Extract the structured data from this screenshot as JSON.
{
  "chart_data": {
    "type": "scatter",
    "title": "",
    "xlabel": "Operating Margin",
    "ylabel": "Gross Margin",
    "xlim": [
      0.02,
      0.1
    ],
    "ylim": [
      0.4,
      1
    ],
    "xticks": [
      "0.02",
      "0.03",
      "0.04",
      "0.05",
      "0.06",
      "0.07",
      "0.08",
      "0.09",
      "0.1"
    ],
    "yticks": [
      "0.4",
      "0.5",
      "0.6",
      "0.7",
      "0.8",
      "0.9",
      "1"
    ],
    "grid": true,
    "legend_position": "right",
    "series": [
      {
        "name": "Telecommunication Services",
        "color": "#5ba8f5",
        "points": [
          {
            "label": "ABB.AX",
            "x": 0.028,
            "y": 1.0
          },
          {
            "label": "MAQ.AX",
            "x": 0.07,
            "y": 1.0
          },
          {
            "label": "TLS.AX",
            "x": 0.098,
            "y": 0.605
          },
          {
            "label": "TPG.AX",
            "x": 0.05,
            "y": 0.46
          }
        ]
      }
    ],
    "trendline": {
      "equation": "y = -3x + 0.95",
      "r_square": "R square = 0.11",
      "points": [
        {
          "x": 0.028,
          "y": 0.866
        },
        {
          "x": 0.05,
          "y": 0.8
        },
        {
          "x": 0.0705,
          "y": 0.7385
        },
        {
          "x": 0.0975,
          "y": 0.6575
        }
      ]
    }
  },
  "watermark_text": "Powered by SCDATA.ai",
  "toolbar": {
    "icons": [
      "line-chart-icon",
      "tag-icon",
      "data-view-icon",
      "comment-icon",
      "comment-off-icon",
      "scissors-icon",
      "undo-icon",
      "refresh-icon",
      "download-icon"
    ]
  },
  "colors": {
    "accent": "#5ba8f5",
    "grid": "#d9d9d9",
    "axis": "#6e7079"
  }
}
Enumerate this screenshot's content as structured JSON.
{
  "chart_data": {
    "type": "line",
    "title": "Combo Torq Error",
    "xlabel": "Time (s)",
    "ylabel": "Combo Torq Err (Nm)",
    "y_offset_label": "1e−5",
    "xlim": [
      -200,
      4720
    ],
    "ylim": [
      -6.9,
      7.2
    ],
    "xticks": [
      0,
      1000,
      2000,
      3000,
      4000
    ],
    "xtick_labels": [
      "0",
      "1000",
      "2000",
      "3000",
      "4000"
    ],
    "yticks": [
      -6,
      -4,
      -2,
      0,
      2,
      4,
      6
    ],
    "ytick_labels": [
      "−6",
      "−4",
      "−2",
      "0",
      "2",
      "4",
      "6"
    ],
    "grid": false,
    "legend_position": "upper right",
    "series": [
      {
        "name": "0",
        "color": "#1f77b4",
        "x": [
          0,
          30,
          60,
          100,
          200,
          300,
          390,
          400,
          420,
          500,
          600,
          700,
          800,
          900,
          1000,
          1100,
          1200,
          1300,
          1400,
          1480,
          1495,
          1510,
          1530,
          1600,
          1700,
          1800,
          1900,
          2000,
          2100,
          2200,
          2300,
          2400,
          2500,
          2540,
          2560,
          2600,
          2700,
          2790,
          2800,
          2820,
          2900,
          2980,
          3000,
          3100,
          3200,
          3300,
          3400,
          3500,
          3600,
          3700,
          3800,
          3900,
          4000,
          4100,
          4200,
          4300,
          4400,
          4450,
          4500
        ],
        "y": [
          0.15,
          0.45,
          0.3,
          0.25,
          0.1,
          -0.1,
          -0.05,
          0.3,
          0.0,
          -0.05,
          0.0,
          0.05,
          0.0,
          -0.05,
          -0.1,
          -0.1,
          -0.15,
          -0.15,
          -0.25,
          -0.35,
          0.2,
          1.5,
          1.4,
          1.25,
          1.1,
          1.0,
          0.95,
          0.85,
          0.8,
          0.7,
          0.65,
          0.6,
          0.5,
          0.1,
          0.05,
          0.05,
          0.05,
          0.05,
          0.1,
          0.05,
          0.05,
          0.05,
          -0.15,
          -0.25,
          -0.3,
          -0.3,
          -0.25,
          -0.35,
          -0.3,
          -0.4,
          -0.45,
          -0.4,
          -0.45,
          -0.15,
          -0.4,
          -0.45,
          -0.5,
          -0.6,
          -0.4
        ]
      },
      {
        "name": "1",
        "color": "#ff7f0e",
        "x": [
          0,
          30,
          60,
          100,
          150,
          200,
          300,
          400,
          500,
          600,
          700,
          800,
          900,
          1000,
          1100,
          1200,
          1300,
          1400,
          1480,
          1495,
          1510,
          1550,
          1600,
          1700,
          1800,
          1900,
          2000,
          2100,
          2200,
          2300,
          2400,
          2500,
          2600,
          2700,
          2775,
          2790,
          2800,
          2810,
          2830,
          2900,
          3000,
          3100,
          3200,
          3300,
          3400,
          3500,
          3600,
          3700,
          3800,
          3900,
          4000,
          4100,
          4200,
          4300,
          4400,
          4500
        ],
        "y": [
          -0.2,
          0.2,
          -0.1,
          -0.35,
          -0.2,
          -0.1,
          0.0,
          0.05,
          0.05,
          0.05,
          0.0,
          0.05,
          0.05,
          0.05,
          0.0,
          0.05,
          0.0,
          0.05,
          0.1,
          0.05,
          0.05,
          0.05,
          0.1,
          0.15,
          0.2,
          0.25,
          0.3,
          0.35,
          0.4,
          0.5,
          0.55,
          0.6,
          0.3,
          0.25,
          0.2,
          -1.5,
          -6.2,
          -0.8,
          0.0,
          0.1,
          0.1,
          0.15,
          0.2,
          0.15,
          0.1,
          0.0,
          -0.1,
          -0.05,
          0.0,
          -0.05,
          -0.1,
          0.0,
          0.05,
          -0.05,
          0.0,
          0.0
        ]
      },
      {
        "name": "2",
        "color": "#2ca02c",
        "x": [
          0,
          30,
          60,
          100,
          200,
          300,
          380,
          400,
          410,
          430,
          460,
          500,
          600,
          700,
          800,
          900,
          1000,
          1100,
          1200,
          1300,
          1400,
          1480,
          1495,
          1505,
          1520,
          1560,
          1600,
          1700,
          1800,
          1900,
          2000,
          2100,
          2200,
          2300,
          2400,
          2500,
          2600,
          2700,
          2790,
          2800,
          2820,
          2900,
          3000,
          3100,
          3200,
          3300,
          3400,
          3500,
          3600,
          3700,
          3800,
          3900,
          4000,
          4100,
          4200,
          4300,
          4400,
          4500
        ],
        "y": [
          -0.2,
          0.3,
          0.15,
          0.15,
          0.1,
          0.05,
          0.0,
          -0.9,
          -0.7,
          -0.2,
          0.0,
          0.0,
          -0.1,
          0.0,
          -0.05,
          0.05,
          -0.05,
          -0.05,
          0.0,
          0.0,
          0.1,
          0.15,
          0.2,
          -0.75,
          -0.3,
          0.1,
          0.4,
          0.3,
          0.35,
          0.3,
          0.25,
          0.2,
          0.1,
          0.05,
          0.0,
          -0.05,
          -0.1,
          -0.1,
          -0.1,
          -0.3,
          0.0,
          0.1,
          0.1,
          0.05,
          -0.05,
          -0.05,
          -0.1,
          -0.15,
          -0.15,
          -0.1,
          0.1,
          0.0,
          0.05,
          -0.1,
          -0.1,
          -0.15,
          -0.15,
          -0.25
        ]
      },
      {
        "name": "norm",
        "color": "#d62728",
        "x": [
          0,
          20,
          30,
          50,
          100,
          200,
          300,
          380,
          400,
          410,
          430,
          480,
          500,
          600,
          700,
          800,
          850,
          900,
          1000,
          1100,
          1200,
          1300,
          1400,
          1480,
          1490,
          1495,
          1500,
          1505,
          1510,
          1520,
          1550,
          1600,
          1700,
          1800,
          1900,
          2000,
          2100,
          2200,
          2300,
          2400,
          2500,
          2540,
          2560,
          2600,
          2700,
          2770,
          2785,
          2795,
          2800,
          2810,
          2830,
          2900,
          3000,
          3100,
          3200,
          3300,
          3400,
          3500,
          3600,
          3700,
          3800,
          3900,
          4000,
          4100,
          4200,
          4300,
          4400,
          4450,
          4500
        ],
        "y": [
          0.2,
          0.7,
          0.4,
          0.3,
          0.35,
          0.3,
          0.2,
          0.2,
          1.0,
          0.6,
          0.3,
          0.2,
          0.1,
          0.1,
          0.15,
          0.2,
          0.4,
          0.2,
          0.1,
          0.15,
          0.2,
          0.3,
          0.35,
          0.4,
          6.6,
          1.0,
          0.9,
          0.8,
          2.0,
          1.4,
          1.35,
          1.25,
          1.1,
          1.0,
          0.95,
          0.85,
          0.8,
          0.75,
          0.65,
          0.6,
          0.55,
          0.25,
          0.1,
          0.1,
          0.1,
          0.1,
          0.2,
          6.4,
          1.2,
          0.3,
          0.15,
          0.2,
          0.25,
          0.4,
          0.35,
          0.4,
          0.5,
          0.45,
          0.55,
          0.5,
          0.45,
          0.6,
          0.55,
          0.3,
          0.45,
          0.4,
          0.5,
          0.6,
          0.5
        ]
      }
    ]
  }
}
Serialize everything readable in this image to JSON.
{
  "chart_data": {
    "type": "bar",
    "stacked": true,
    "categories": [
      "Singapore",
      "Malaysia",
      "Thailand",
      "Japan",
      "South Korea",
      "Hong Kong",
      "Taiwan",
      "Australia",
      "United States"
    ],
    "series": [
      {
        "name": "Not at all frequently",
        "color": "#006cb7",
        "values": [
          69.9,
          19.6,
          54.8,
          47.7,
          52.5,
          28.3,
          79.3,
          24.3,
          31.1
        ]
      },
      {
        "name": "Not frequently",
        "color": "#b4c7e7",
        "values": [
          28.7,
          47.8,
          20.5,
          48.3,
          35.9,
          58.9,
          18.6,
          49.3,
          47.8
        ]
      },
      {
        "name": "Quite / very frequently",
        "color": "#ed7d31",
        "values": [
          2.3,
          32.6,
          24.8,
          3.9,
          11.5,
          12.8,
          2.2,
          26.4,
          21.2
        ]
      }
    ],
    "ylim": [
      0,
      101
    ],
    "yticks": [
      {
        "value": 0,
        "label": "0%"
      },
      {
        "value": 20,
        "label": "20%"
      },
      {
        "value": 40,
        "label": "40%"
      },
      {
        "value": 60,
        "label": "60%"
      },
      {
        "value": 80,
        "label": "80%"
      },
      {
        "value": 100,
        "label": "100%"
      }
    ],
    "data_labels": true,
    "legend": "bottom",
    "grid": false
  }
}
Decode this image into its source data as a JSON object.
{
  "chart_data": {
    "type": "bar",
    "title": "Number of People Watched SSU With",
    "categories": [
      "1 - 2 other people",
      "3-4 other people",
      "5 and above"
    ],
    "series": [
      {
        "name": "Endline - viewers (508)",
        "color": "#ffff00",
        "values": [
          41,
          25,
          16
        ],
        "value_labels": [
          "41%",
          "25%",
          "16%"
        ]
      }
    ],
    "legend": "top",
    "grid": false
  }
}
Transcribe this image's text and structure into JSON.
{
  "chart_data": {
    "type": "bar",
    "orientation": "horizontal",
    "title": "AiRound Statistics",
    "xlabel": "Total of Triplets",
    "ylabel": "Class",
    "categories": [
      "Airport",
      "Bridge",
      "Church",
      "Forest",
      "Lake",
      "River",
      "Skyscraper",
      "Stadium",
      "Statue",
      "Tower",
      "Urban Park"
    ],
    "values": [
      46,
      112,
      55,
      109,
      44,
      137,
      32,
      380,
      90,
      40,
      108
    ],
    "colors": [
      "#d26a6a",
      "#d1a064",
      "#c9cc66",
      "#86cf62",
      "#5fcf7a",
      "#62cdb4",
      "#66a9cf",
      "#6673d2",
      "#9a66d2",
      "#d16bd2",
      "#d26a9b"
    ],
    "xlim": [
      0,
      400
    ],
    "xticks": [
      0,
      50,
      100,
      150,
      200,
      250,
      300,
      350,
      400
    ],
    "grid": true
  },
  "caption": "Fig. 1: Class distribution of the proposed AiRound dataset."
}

## GIVEN REQUEST
Every line holding "Torq" should be copied out.

## ANSWER FOR THE TASK
    "title": "Combo Torq Error",
    "ylabel": "Combo Torq Err (Nm)",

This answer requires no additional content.